Start of RECORD EXCERPTS
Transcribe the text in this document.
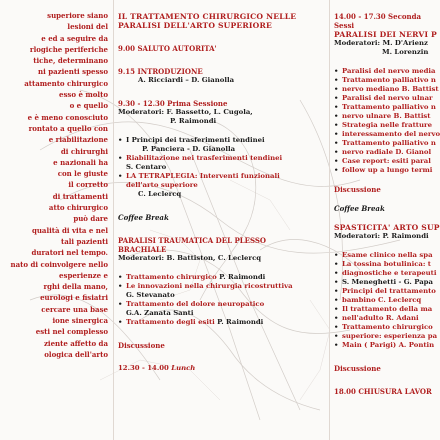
superiore siano

lesioni del

e ed a seguire da

rlogiche periferiche

tiche, determinano

ni pazienti spesso

attamento chirurgico

esso è molto

o e quello

e è meno conosciuto

rontato a quello con

e riabilitazione

di chirurghi

e nazionali ha

con le giuste

il corretto

di trattamenti

atto chirurgico

può dare

qualità di vita e nel

tali pazienti

duratori nel tempo.

nato di coinvolgere nello

esperienze e

rghi della mano,

eurologi e fisiatri

cercare una base

ione sinergica

esti nel complesso

ziente affetto da

ologica dell'arto

IL TRATTAMENTO CHIRURGICO NELLE
PARALISI DELL'ARTO SUPERIORE
9.00 SALUTO AUTORITA'
9.15 INTRODUZIONE
A. Ricciardi – D. Gianolla
9.30 - 12.30 Prima Sessione
Moderatori: F. Bassetto, L. Cugola,
P. Raimondi
• I Principi dei trasferimenti tendinei
P. Panciera - D. Gianolla
• Riabilitazione nei trasferimenti tendinei
S. Centaro
• LA TETRAPLEGIA: Interventi funzionali
dell'arto superiore
C. Leclercq
Coffee Break
PARALISI TRAUMATICA DEL PLESSO
BRACHIALE
Moderatori: B. Battiston, C. Leclercq
• Trattamento chirurgico P. Raimondi
• Le innovazioni nella chirurgia ricostruttiva
G. Stevanato
• Trattamento del dolore neuropatico
G.A. Zanata Santi
• Trattamento degli esiti P. Raimondi
Discussione
12.30 - 14.00 Lunch
14.00 - 17.30 Seconda Sessi
PARALISI DEI NERVI P
Moderatori: M. D'Arienz
M. Lorenzin
• Paralisi del nervo media
• Trattamento palliativo n
• nervo mediano B. Battist
• Paralisi del nervo ulnar
• Trattamento palliativo n
• nervo ulnare B. Battist
• Strategia nelle fratture
• interessamento del nervo
• Trattamento palliativo n
• nervo radiale D. Gianol
• Case report: esiti paral
• follow up a lungo termi
Discussione
Coffee Break
SPASTICITA' ARTO SUP
Moderatori: P. Raimondi
• Esame clinico nella spa
• La tossina botulinica: t
• diagnostiche e terapeuti
• S. Meneghetti - G. Papa
• Principi del trattamento
• bambino C. Leclercq
• Il trattamento della ma
• nell'adulto R. Adani
• Trattamento chirurgico
• superiore: esperienza pa
• Main ( Parigi) A. Pontin
Discussione
18.00 CHIUSURA LAVOR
End of RECORD EXCERPTS
Copy out every line of the listing that includes the string "esiti".

### RESPONSE TO THIS TASK
• Trattamento degli esiti P. Raimondi
• Case report: esiti paral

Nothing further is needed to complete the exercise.